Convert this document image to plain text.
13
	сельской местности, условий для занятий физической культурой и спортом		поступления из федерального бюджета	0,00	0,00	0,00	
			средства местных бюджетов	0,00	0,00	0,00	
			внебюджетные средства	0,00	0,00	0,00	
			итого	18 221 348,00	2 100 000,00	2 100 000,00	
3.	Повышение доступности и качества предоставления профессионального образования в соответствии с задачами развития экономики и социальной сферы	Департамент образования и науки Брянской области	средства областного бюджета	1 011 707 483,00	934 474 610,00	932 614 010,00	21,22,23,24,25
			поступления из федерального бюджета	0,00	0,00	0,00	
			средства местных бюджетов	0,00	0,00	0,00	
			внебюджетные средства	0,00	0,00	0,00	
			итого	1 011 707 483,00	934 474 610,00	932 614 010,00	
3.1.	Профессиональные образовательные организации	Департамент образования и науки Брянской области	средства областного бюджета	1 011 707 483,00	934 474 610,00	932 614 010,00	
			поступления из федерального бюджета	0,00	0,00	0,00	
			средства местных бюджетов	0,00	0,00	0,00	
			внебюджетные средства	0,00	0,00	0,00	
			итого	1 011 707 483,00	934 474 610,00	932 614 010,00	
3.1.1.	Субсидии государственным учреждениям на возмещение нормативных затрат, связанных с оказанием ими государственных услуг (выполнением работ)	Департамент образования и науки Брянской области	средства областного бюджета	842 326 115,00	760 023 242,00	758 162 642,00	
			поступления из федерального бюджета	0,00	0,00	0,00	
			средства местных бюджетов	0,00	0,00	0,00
◇ ◇ ◇
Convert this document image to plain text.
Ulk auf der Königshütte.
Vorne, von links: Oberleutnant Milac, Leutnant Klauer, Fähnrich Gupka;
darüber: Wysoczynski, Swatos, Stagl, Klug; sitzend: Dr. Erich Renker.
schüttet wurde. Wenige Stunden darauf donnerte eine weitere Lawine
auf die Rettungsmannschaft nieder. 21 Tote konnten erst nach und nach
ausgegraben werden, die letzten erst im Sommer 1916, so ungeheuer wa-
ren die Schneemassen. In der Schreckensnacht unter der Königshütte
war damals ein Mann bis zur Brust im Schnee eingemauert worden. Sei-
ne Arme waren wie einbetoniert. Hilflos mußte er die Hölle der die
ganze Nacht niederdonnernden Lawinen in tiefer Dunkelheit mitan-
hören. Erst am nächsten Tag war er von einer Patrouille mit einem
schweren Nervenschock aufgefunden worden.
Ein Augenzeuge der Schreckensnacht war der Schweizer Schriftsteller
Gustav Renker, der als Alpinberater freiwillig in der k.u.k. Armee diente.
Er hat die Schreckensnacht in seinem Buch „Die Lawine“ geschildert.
◇ ◇ ◇
#### PROBLEM TO SOLVE
Show all lines from the data above in which the word "образования" appears.

#### EXERCISE SOLUTION
3.	Повышение доступности и качества предоставления профессионального образования в соответствии с задачами развития экономики и социальной сферы	Департамент образования и науки Брянской области	средства областного бюджета	1 011 707 483,00	934 474 610,00	932 614 010,00	21,22,23,24,25
3.1.	Профессиональные образовательные организации	Департамент образования и науки Брянской области	средства областного бюджета	1 011 707 483,00	934 474 610,00	932 614 010,00	
3.1.1.	Субсидии государственным учреждениям на возмещение нормативных затрат, связанных с оказанием ими государственных услуг (выполнением работ)	Департамент образования и науки Брянской области	средства областного бюджета	842 326 115,00	760 023 242,00	758 162 642,00	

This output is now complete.